[Dataset rows]
-- -- --
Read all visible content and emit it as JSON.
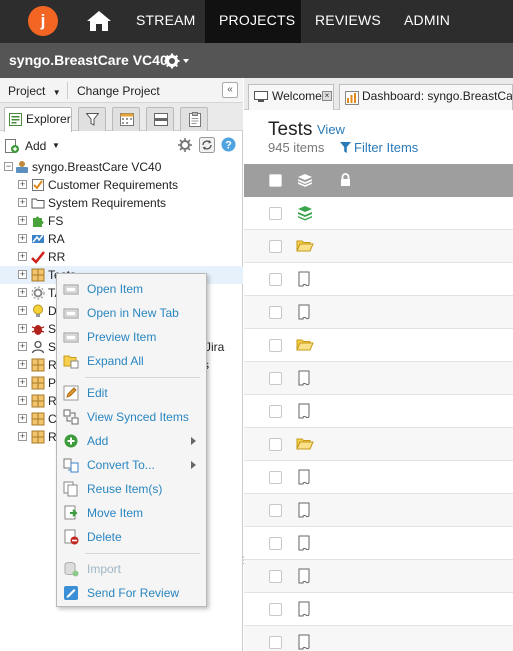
{
  "nav": {
    "logo_letter": "j",
    "links": [
      {
        "label": "STREAM",
        "active": false
      },
      {
        "label": "PROJECTS",
        "active": true
      },
      {
        "label": "REVIEWS",
        "active": false
      },
      {
        "label": "ADMIN",
        "active": false
      }
    ]
  },
  "project": {
    "title": "syngo.BreastCare VC40"
  },
  "left": {
    "menu": {
      "project": "Project",
      "change": "Change Project"
    },
    "tabs": {
      "explorer": "Explorer"
    },
    "toolbar": {
      "add": "Add"
    },
    "tree": {
      "root": "syngo.BreastCare VC40",
      "items": [
        "Customer Requirements",
        "System Requirements",
        "FS",
        "RA",
        "RR",
        "Tests",
        "TA",
        "D",
        "S",
        "S",
        "R",
        "P",
        "R",
        "C",
        "R"
      ],
      "obscured_tail": {
        "jira": "Jira",
        "s": "s"
      }
    }
  },
  "right": {
    "tabs": [
      "Welcome",
      "Dashboard: syngo.BreastCare"
    ],
    "title": "Tests",
    "view_link": "View",
    "count": "945 items",
    "filter": "Filter Items",
    "rows": [
      "status",
      "folder",
      "doc",
      "doc",
      "folder",
      "doc",
      "doc",
      "folder",
      "doc",
      "doc",
      "doc",
      "doc",
      "doc",
      "doc"
    ]
  },
  "context_menu": {
    "items": [
      {
        "label": "Open Item",
        "icon": "open-icon",
        "disabled": false,
        "submenu": false
      },
      {
        "label": "Open in New Tab",
        "icon": "new-tab-icon",
        "disabled": false,
        "submenu": false
      },
      {
        "label": "Preview Item",
        "icon": "preview-icon",
        "disabled": false,
        "submenu": false
      },
      {
        "label": "Expand All",
        "icon": "expand-folder-icon",
        "disabled": false,
        "submenu": false
      },
      {
        "label": "Edit",
        "icon": "pencil-icon",
        "disabled": false,
        "submenu": false
      },
      {
        "label": "View Synced Items",
        "icon": "synced-icon",
        "disabled": false,
        "submenu": false
      },
      {
        "label": "Add",
        "icon": "add-icon",
        "disabled": false,
        "submenu": true
      },
      {
        "label": "Convert To...",
        "icon": "convert-icon",
        "disabled": false,
        "submenu": true
      },
      {
        "label": "Reuse Item(s)",
        "icon": "reuse-icon",
        "disabled": false,
        "submenu": false
      },
      {
        "label": "Move Item",
        "icon": "move-icon",
        "disabled": false,
        "submenu": false
      },
      {
        "label": "Delete",
        "icon": "delete-icon",
        "disabled": false,
        "submenu": false
      },
      {
        "label": "Import",
        "icon": "import-icon",
        "disabled": true,
        "submenu": false
      },
      {
        "label": "Send For Review",
        "icon": "review-icon",
        "disabled": false,
        "submenu": false
      }
    ]
  }
}
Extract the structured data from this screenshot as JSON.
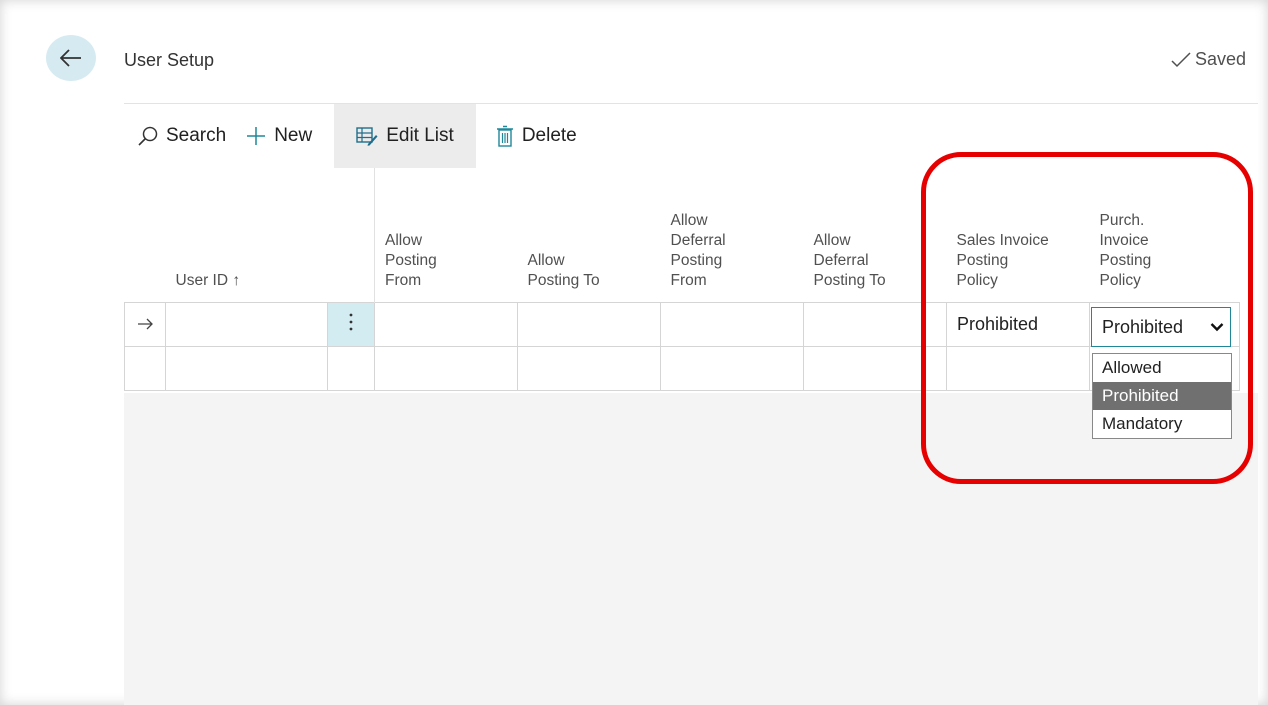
{
  "page": {
    "title": "User Setup",
    "saved_label": "Saved"
  },
  "toolbar": {
    "search_label": "Search",
    "new_label": "New",
    "edit_list_label": "Edit List",
    "delete_label": "Delete"
  },
  "grid": {
    "headers": {
      "user_id": "User ID ↑",
      "allow_posting_from": [
        "Allow",
        "Posting",
        "From"
      ],
      "allow_posting_to": [
        "Allow",
        "Posting To"
      ],
      "allow_deferral_posting_from": [
        "Allow",
        "Deferral",
        "Posting",
        "From"
      ],
      "allow_deferral_posting_to": [
        "Allow",
        "Deferral",
        "Posting To"
      ],
      "sales_invoice_posting_policy": [
        "Sales Invoice",
        "Posting",
        "Policy"
      ],
      "purch_invoice_posting_policy": [
        "Purch.",
        "Invoice",
        "Posting",
        "Policy"
      ]
    },
    "rows": [
      {
        "user_id": "",
        "allow_posting_from": "",
        "allow_posting_to": "",
        "allow_deferral_posting_from": "",
        "allow_deferral_posting_to": "",
        "sales_invoice_posting_policy": "Prohibited",
        "purch_invoice_posting_policy": "Prohibited"
      },
      {
        "user_id": "",
        "allow_posting_from": "",
        "allow_posting_to": "",
        "allow_deferral_posting_from": "",
        "allow_deferral_posting_to": "",
        "sales_invoice_posting_policy": "",
        "purch_invoice_posting_policy": ""
      }
    ]
  },
  "dropdown": {
    "options": [
      "Allowed",
      "Prohibited",
      "Mandatory"
    ],
    "selected": "Prohibited"
  },
  "icons": {
    "back": "back-arrow-icon",
    "saved": "checkmark-icon",
    "search": "search-icon",
    "new": "plus-icon",
    "edit_list": "edit-list-icon",
    "delete": "trash-icon",
    "row_indicator": "right-arrow-icon",
    "row_actions": "more-vertical-icon",
    "dropdown": "chevron-down-icon"
  },
  "colors": {
    "accent": "#1f8799",
    "back_button_bg": "#d6ebf1",
    "row_actions_bg": "#d3ecf1",
    "highlight": "#e60000",
    "dropdown_selected_bg": "#707070"
  }
}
-- -- --
:: What you should do ::
Reproduce the data above in full, exactly as it is, with the pictures left out.

:: Task result ::
Read all visible content and emit it as JSON.
{
  "nav": {
    "logo_letter": "j",
    "links": [
      {
        "label": "STREAM",
        "active": false
      },
      {
        "label": "PROJECTS",
        "active": true
      },
      {
        "label": "REVIEWS",
        "active": false
      },
      {
        "label": "ADMIN",
        "active": false
      }
    ]
  },
  "project": {
    "title": "syngo.BreastCare VC40"
  },
  "left": {
    "menu": {
      "project": "Project",
      "change": "Change Project"
    },
    "tabs": {
      "explorer": "Explorer"
    },
    "toolbar": {
      "add": "Add"
    },
    "tree": {
      "root": "syngo.BreastCare VC40",
      "items": [
        "Customer Requirements",
        "System Requirements",
        "FS",
        "RA",
        "RR",
        "Tests",
        "TA",
        "D",
        "S",
        "S",
        "R",
        "P",
        "R",
        "C",
        "R"
      ],
      "obscured_tail": {
        "jira": "Jira",
        "s": "s"
      }
    }
  },
  "right": {
    "tabs": [
      "Welcome",
      "Dashboard: syngo.BreastCare"
    ],
    "title": "Tests",
    "view_link": "View",
    "count": "945 items",
    "filter": "Filter Items",
    "rows": [
      "status",
      "folder",
      "doc",
      "doc",
      "folder",
      "doc",
      "doc",
      "folder",
      "doc",
      "doc",
      "doc",
      "doc",
      "doc",
      "doc"
    ]
  },
  "context_menu": {
    "items": [
      {
        "label": "Open Item",
        "icon": "open-icon",
        "disabled": false,
        "submenu": false
      },
      {
        "label": "Open in New Tab",
        "icon": "new-tab-icon",
        "disabled": false,
        "submenu": false
      },
      {
        "label": "Preview Item",
        "icon": "preview-icon",
        "disabled": false,
        "submenu": false
      },
      {
        "label": "Expand All",
        "icon": "expand-folder-icon",
        "disabled": false,
        "submenu": false
      },
      {
        "label": "Edit",
        "icon": "pencil-icon",
        "disabled": false,
        "submenu": false
      },
      {
        "label": "View Synced Items",
        "icon": "synced-icon",
        "disabled": false,
        "submenu": false
      },
      {
        "label": "Add",
        "icon": "add-icon",
        "disabled": false,
        "submenu": true
      },
      {
        "label": "Convert To...",
        "icon": "convert-icon",
        "disabled": false,
        "submenu": true
      },
      {
        "label": "Reuse Item(s)",
        "icon": "reuse-icon",
        "disabled": false,
        "submenu": false
      },
      {
        "label": "Move Item",
        "icon": "move-icon",
        "disabled": false,
        "submenu": false
      },
      {
        "label": "Delete",
        "icon": "delete-icon",
        "disabled": false,
        "submenu": false
      },
      {
        "label": "Import",
        "icon": "import-icon",
        "disabled": true,
        "submenu": false
      },
      {
        "label": "Send For Review",
        "icon": "review-icon",
        "disabled": false,
        "submenu": false
      }
    ]
  }
}
Extract the structured data from this screenshot as JSON.
{
  "page": {
    "title": "User Setup",
    "saved_label": "Saved"
  },
  "toolbar": {
    "search_label": "Search",
    "new_label": "New",
    "edit_list_label": "Edit List",
    "delete_label": "Delete"
  },
  "grid": {
    "headers": {
      "user_id": "User ID ↑",
      "allow_posting_from": [
        "Allow",
        "Posting",
        "From"
      ],
      "allow_posting_to": [
        "Allow",
        "Posting To"
      ],
      "allow_deferral_posting_from": [
        "Allow",
        "Deferral",
        "Posting",
        "From"
      ],
      "allow_deferral_posting_to": [
        "Allow",
        "Deferral",
        "Posting To"
      ],
      "sales_invoice_posting_policy": [
        "Sales Invoice",
        "Posting",
        "Policy"
      ],
      "purch_invoice_posting_policy": [
        "Purch.",
        "Invoice",
        "Posting",
        "Policy"
      ]
    },
    "rows": [
      {
        "user_id": "",
        "allow_posting_from": "",
        "allow_posting_to": "",
        "allow_deferral_posting_from": "",
        "allow_deferral_posting_to": "",
        "sales_invoice_posting_policy": "Prohibited",
        "purch_invoice_posting_policy": "Prohibited"
      },
      {
        "user_id": "",
        "allow_posting_from": "",
        "allow_posting_to": "",
        "allow_deferral_posting_from": "",
        "allow_deferral_posting_to": "",
        "sales_invoice_posting_policy": "",
        "purch_invoice_posting_policy": ""
      }
    ]
  },
  "dropdown": {
    "options": [
      "Allowed",
      "Prohibited",
      "Mandatory"
    ],
    "selected": "Prohibited"
  },
  "icons": {
    "back": "back-arrow-icon",
    "saved": "checkmark-icon",
    "search": "search-icon",
    "new": "plus-icon",
    "edit_list": "edit-list-icon",
    "delete": "trash-icon",
    "row_indicator": "right-arrow-icon",
    "row_actions": "more-vertical-icon",
    "dropdown": "chevron-down-icon"
  },
  "colors": {
    "accent": "#1f8799",
    "back_button_bg": "#d6ebf1",
    "row_actions_bg": "#d3ecf1",
    "highlight": "#e60000",
    "dropdown_selected_bg": "#707070"
  }
}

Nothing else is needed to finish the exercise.